REQUEST —
Extract every line that includes the string "setText".

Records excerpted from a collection
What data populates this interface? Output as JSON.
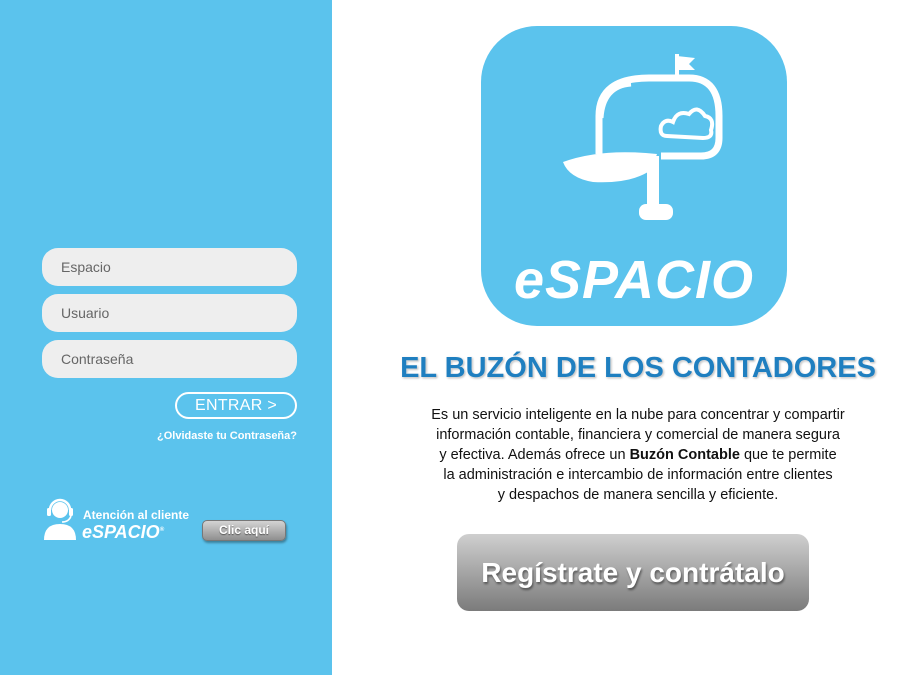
{
  "login": {
    "space_placeholder": "Espacio",
    "user_placeholder": "Usuario",
    "password_placeholder": "Contraseña",
    "submit_label": "ENTRAR >",
    "forgot_link": "¿Olvidaste tu Contraseña?"
  },
  "support": {
    "line1": "Atención al cliente",
    "brand": "eSPACIO",
    "trademark": "®",
    "button_label": "Clic aquí"
  },
  "logo": {
    "wordmark": "eSPACIO",
    "icon": "mailbox-cloud-icon",
    "color": "#5bc3ed"
  },
  "headline": "EL BUZÓN DE LOS CONTADORES",
  "description": {
    "line1": "Es un servicio inteligente en la nube para concentrar y compartir",
    "line2": "información contable, financiera y comercial de manera segura",
    "line3_pre": "y efectiva. Además ofrece un ",
    "line3_bold": "Buzón Contable",
    "line3_post": " que te permite",
    "line4": "la administración e intercambio de información entre clientes",
    "line5": "y despachos de manera sencilla y eficiente."
  },
  "register_label": "Regístrate y contrátalo",
  "colors": {
    "panel": "#5bc3ed",
    "headline": "#1f7fc0"
  }
}
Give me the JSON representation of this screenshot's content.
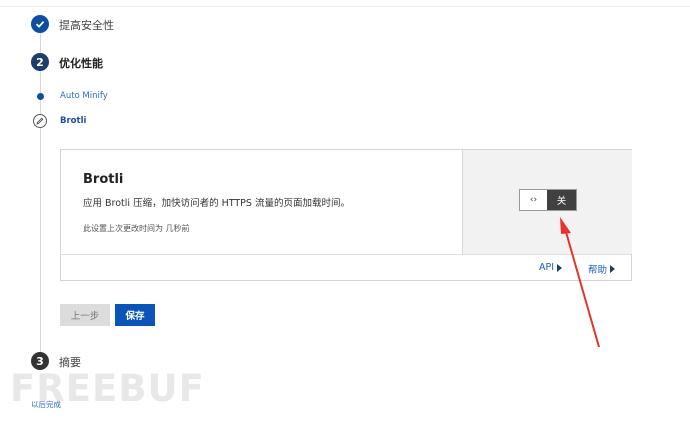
{
  "steps": [
    {
      "number": "",
      "label": "提高安全性",
      "state": "completed"
    },
    {
      "number": "2",
      "label": "优化性能",
      "state": "current"
    },
    {
      "number": "3",
      "label": "摘要",
      "state": "pending"
    }
  ],
  "substeps": [
    {
      "label": "Auto Minify",
      "state": "done"
    },
    {
      "label": "Brotli",
      "state": "current"
    }
  ],
  "card": {
    "title": "Brotli",
    "description": "应用 Brotli 压缩，加快访问者的 HTTPS 流量的页面加载时间。",
    "note": "此设置上次更改时间为 几秒前",
    "toggle": {
      "handle_glyph": "‹›",
      "state_label": "关"
    },
    "footer_links": {
      "api": "API",
      "help": "帮助"
    }
  },
  "buttons": {
    "prev": "上一步",
    "save": "保存"
  },
  "finish_later": "以后完成",
  "watermark": "FREEBUF",
  "colors": {
    "accent": "#0b55b8",
    "toggle_off": "#404040",
    "annotation_arrow": "#e3342f"
  }
}
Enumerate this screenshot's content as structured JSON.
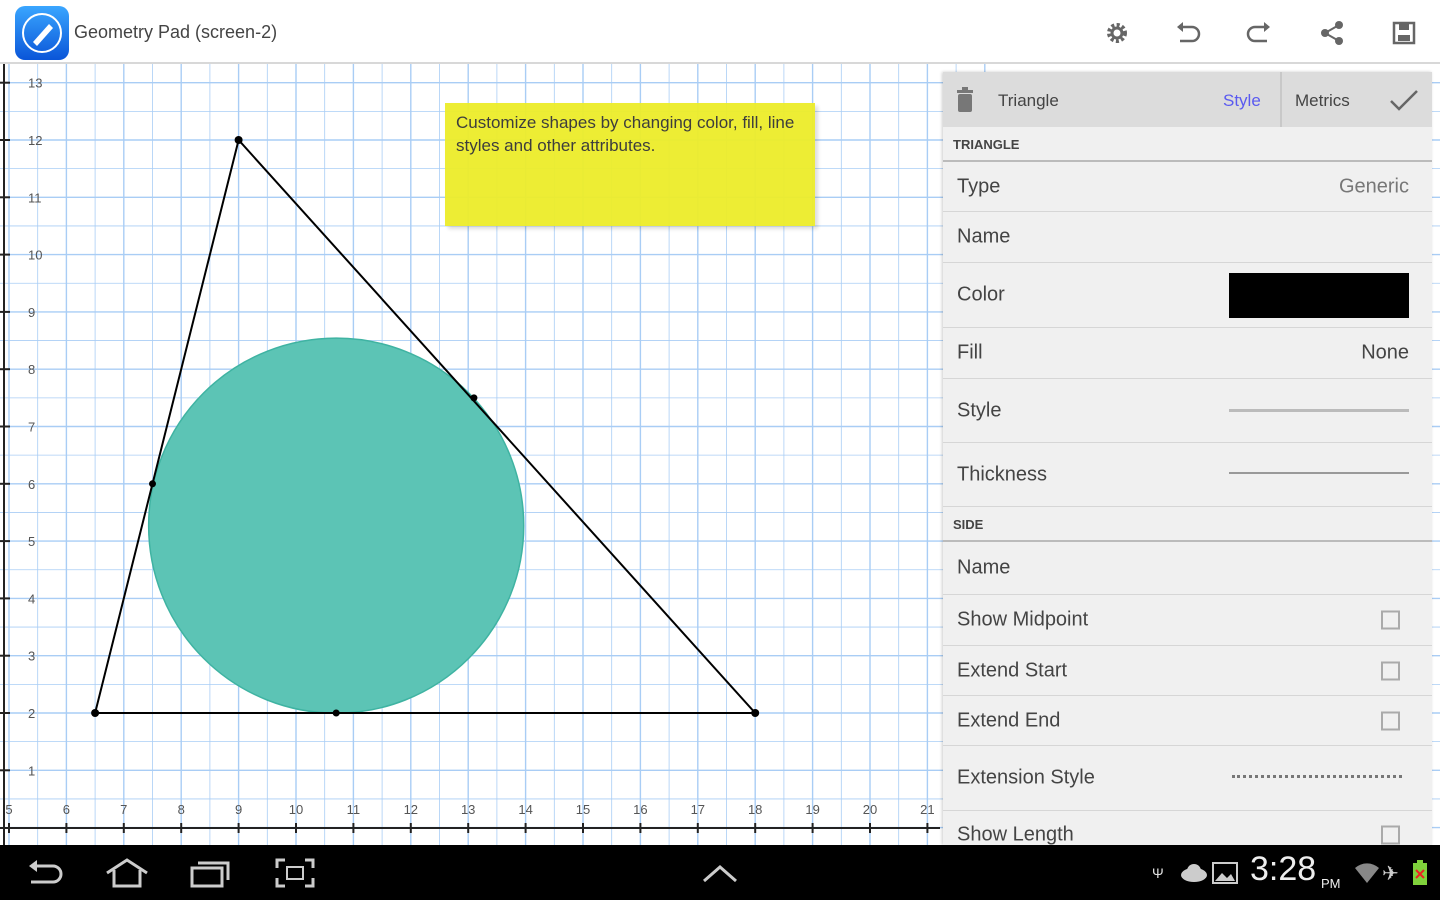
{
  "app": {
    "title": "Geometry Pad (screen-2)"
  },
  "toolbar": {
    "icons": [
      "gear-icon",
      "undo-icon",
      "redo-icon",
      "share-icon",
      "save-icon"
    ]
  },
  "canvas": {
    "x_ticks": [
      5,
      6,
      7,
      8,
      9,
      10,
      11,
      12,
      13,
      14,
      15,
      16,
      17,
      18,
      19,
      20,
      21
    ],
    "y_ticks": [
      1,
      2,
      3,
      4,
      5,
      6,
      7,
      8,
      9,
      10,
      11,
      12,
      13
    ],
    "grid_color": "#a9cdf5",
    "triangle": {
      "vertices": [
        [
          9,
          12
        ],
        [
          6.5,
          2
        ],
        [
          18,
          2
        ]
      ],
      "color": "#000000"
    },
    "circle": {
      "center": [
        10.7,
        5.27
      ],
      "radius": 3.27,
      "fill": "#5cc4b5"
    },
    "tangent_points": [
      [
        7.5,
        6
      ],
      [
        13.1,
        7.5
      ],
      [
        10.7,
        2
      ]
    ]
  },
  "note": {
    "text": "Customize shapes by changing color, fill, line styles and other attributes.",
    "color": "#eded2a"
  },
  "panel": {
    "shape_name": "Triangle",
    "tab_style": "Style",
    "tab_metrics": "Metrics",
    "accent": "#5a5af0",
    "section_triangle": "TRIANGLE",
    "type_label": "Type",
    "type_value": "Generic",
    "name_label": "Name",
    "color_label": "Color",
    "color_value": "#000000",
    "fill_label": "Fill",
    "fill_value": "None",
    "style_label": "Style",
    "thickness_label": "Thickness",
    "section_side": "SIDE",
    "side_name_label": "Name",
    "show_midpoint_label": "Show Midpoint",
    "show_midpoint": false,
    "extend_start_label": "Extend Start",
    "extend_start": false,
    "extend_end_label": "Extend End",
    "extend_end": false,
    "extension_style_label": "Extension Style",
    "show_length_label": "Show Length",
    "show_length": false
  },
  "statusbar": {
    "time": "3:28",
    "ampm": "PM"
  }
}
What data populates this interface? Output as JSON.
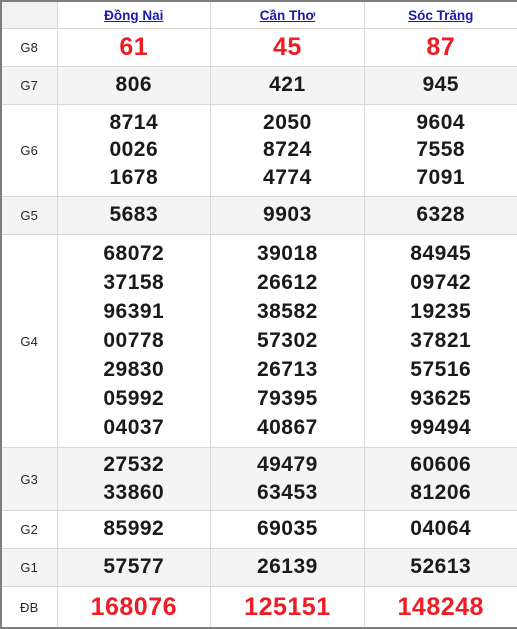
{
  "table": {
    "header": {
      "corner_label": "",
      "provinces": [
        {
          "name": "Đồng Nai",
          "icon": "link-text"
        },
        {
          "name": "Cần Thơ",
          "icon": "link-text"
        },
        {
          "name": "Sóc Trăng",
          "icon": "link-text"
        }
      ]
    },
    "colors": {
      "link": "#1a1aad",
      "highlight": "#ee1c25",
      "text": "#1a1a1a",
      "header_bg": "#f1f1f1",
      "shade_bg": "#f4f4f4",
      "border": "#dcd7d2",
      "frame": "#7d7d7d"
    },
    "rows": [
      {
        "label": "G8",
        "highlight": true,
        "shaded": false,
        "dong_nai": [
          "61"
        ],
        "can_tho": [
          "45"
        ],
        "soc_trang": [
          "87"
        ]
      },
      {
        "label": "G7",
        "highlight": false,
        "shaded": true,
        "dong_nai": [
          "806"
        ],
        "can_tho": [
          "421"
        ],
        "soc_trang": [
          "945"
        ]
      },
      {
        "label": "G6",
        "highlight": false,
        "shaded": false,
        "dong_nai": [
          "8714",
          "0026",
          "1678"
        ],
        "can_tho": [
          "2050",
          "8724",
          "4774"
        ],
        "soc_trang": [
          "9604",
          "7558",
          "7091"
        ]
      },
      {
        "label": "G5",
        "highlight": false,
        "shaded": true,
        "dong_nai": [
          "5683"
        ],
        "can_tho": [
          "9903"
        ],
        "soc_trang": [
          "6328"
        ]
      },
      {
        "label": "G4",
        "highlight": false,
        "shaded": false,
        "dong_nai": [
          "68072",
          "37158",
          "96391",
          "00778",
          "29830",
          "05992",
          "04037"
        ],
        "can_tho": [
          "39018",
          "26612",
          "38582",
          "57302",
          "26713",
          "79395",
          "40867"
        ],
        "soc_trang": [
          "84945",
          "09742",
          "19235",
          "37821",
          "57516",
          "93625",
          "99494"
        ]
      },
      {
        "label": "G3",
        "highlight": false,
        "shaded": true,
        "dong_nai": [
          "27532",
          "33860"
        ],
        "can_tho": [
          "49479",
          "63453"
        ],
        "soc_trang": [
          "60606",
          "81206"
        ]
      },
      {
        "label": "G2",
        "highlight": false,
        "shaded": false,
        "dong_nai": [
          "85992"
        ],
        "can_tho": [
          "69035"
        ],
        "soc_trang": [
          "04064"
        ]
      },
      {
        "label": "G1",
        "highlight": false,
        "shaded": true,
        "dong_nai": [
          "57577"
        ],
        "can_tho": [
          "26139"
        ],
        "soc_trang": [
          "52613"
        ]
      },
      {
        "label": "ĐB",
        "highlight": true,
        "shaded": false,
        "dong_nai": [
          "168076"
        ],
        "can_tho": [
          "125151"
        ],
        "soc_trang": [
          "148248"
        ]
      }
    ]
  }
}
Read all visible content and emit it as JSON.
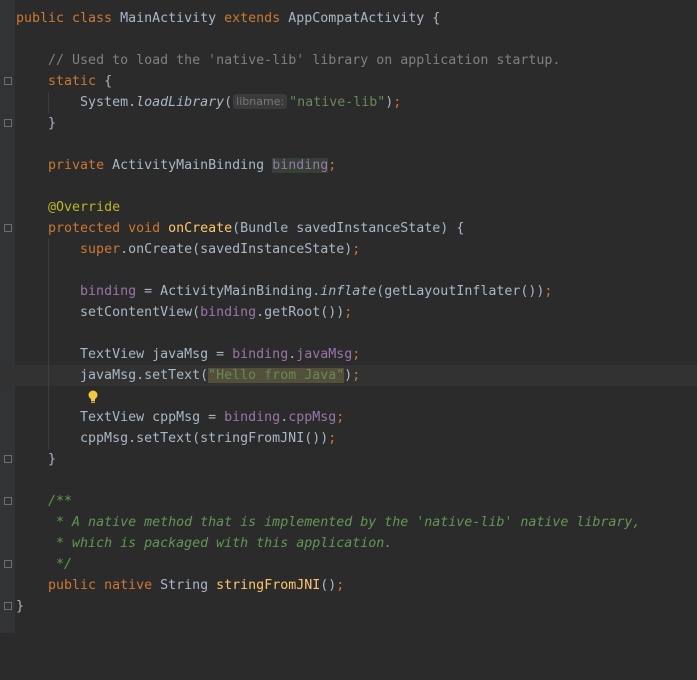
{
  "editor": {
    "language": "java",
    "lines": [
      [
        "public class MainActivity extends AppCompatActivity {"
      ],
      [
        ""
      ],
      [
        "// Used to load the 'native-lib' library on application startup."
      ],
      [
        "static {"
      ],
      [
        "System.",
        "loadLibrary",
        "(",
        "libname:",
        "\"native-lib\"",
        ");"
      ],
      [
        "}"
      ],
      [
        ""
      ],
      [
        "private ",
        "ActivityMainBinding ",
        "binding",
        ";"
      ],
      [
        ""
      ],
      [
        "@Override"
      ],
      [
        "protected ",
        "void ",
        "onCreate",
        "(Bundle savedInstanceState) {"
      ],
      [
        "super",
        ".onCreate(savedInstanceState);"
      ],
      [
        ""
      ],
      [
        "binding",
        " = ActivityMainBinding.",
        "inflate",
        "(getLayoutInflater());"
      ],
      [
        "setContentView(",
        "binding",
        ".getRoot());"
      ],
      [
        ""
      ],
      [
        "TextView javaMsg = ",
        "binding",
        ".",
        "javaMsg",
        ";"
      ],
      [
        "javaMsg.setText(",
        "\"Hello from Java\"",
        ");"
      ],
      [
        ""
      ],
      [
        "TextView cppMsg = ",
        "binding",
        ".",
        "cppMsg",
        ";"
      ],
      [
        "cppMsg.setText(stringFromJNI());"
      ],
      [
        "}"
      ],
      [
        ""
      ],
      [
        "/**"
      ],
      [
        " * A native method that is implemented by the 'native-lib' native library,"
      ],
      [
        " * which is packaged with this application."
      ],
      [
        " */"
      ],
      [
        "public ",
        "native ",
        "String ",
        "stringFromJNI",
        "();"
      ],
      [
        "}"
      ]
    ]
  },
  "colors": {
    "background": "#2b2b2b",
    "keyword": "#cc7832",
    "method_declaration": "#ffc66d",
    "field": "#9876aa",
    "string": "#6a8759",
    "comment": "#808080",
    "javadoc": "#629755",
    "annotation": "#bbb529"
  },
  "icons": {
    "intention_bulb": "lightbulb-icon",
    "fold_marker": "fold-marker-icon"
  },
  "caret_line": 18
}
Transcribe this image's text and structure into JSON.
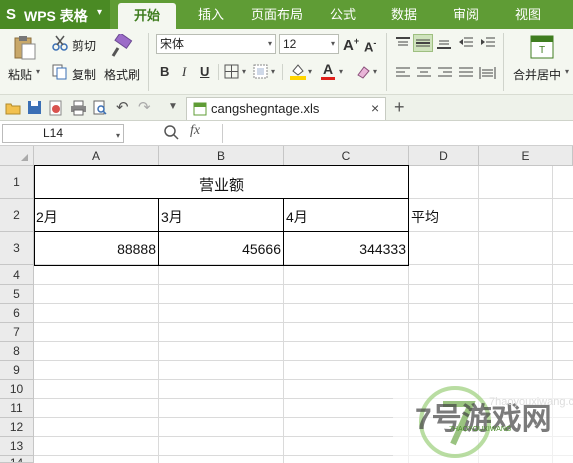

SOLVED EXERCISE —
        "javaMsg.setText(",
        "cppMsg.setText(stringFromJNI());"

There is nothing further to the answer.